What follows is a listing to be transcribed exactly.
Start of Items
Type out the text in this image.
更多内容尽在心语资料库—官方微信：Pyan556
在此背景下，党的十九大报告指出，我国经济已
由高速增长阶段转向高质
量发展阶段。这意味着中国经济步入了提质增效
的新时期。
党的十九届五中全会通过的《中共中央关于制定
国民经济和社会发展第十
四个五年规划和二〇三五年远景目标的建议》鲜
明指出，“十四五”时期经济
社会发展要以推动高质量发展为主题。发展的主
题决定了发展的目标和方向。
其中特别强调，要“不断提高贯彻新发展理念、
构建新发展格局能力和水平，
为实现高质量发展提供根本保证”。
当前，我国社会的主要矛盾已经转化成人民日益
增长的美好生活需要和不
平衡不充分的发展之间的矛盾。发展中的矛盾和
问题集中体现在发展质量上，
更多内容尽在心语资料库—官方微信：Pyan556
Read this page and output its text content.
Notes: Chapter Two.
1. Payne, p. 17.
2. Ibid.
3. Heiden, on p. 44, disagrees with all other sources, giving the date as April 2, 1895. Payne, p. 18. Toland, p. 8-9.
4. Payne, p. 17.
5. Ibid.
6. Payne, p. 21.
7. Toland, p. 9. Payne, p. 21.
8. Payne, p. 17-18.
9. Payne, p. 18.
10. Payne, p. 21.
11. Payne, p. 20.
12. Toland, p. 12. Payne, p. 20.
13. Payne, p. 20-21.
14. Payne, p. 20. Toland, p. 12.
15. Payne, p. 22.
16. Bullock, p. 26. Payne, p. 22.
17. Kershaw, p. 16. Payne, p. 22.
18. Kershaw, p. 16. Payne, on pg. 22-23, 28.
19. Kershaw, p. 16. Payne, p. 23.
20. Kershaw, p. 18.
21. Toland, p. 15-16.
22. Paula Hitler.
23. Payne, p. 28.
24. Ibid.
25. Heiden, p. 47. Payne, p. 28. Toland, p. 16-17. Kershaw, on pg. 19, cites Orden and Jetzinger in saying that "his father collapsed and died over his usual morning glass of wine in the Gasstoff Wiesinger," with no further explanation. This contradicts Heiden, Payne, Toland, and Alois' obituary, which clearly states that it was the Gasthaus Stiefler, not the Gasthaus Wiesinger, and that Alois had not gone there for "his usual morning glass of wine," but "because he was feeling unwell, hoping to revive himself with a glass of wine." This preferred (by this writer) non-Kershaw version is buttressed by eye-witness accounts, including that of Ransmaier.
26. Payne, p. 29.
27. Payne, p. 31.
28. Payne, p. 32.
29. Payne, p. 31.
End of Items
Correct result:
Type out the text in this image.
更多内容尽在心语资料库—官方微信：Pyan556
在此背景下，党的十九大报告指出，我国经济已
由高速增长阶段转向高质
量发展阶段。这意味着中国经济步入了提质增效
的新时期。
党的十九届五中全会通过的《中共中央关于制定
国民经济和社会发展第十
四个五年规划和二〇三五年远景目标的建议》鲜
明指出，“十四五”时期经济
社会发展要以推动高质量发展为主题。发展的主
题决定了发展的目标和方向。
其中特别强调，要“不断提高贯彻新发展理念、
构建新发展格局能力和水平，
为实现高质量发展提供根本保证”。
当前，我国社会的主要矛盾已经转化成人民日益
增长的美好生活需要和不
平衡不充分的发展之间的矛盾。发展中的矛盾和
问题集中体现在发展质量上，
更多内容尽在心语资料库—官方微信：Pyan556
Read this page and output its text content.
Notes: Chapter Two.
1. Payne, p. 17.
2. Ibid.
3. Heiden, on p. 44, disagrees with all other sources, giving the date as April 2, 1895. Payne, p. 18. Toland, p. 8-9.
4. Payne, p. 17.
5. Ibid.
6. Payne, p. 21.
7. Toland, p. 9. Payne, p. 21.
8. Payne, p. 17-18.
9. Payne, p. 18.
10. Payne, p. 21.
11. Payne, p. 20.
12. Toland, p. 12. Payne, p. 20.
13. Payne, p. 20-21.
14. Payne, p. 20. Toland, p. 12.
15. Payne, p. 22.
16. Bullock, p. 26. Payne, p. 22.
17. Kershaw, p. 16. Payne, p. 22.
18. Kershaw, p. 16. Payne, on pg. 22-23, 28.
19. Kershaw, p. 16. Payne, p. 23.
20. Kershaw, p. 18.
21. Toland, p. 15-16.
22. Paula Hitler.
23. Payne, p. 28.
24. Ibid.
25. Heiden, p. 47. Payne, p. 28. Toland, p. 16-17. Kershaw, on pg. 19, cites Orden and Jetzinger in saying that "his father collapsed and died over his usual morning glass of wine in the Gasstoff Wiesinger," with no further explanation. This contradicts Heiden, Payne, Toland, and Alois' obituary, which clearly states that it was the Gasthaus Stiefler, not the Gasthaus Wiesinger, and that Alois had not gone there for "his usual morning glass of wine," but "because he was feeling unwell, hoping to revive himself with a glass of wine." This preferred (by this writer) non-Kershaw version is buttressed by eye-witness accounts, including that of Ransmaier.
26. Payne, p. 29.
27. Payne, p. 31.
28. Payne, p. 32.
29. Payne, p. 31.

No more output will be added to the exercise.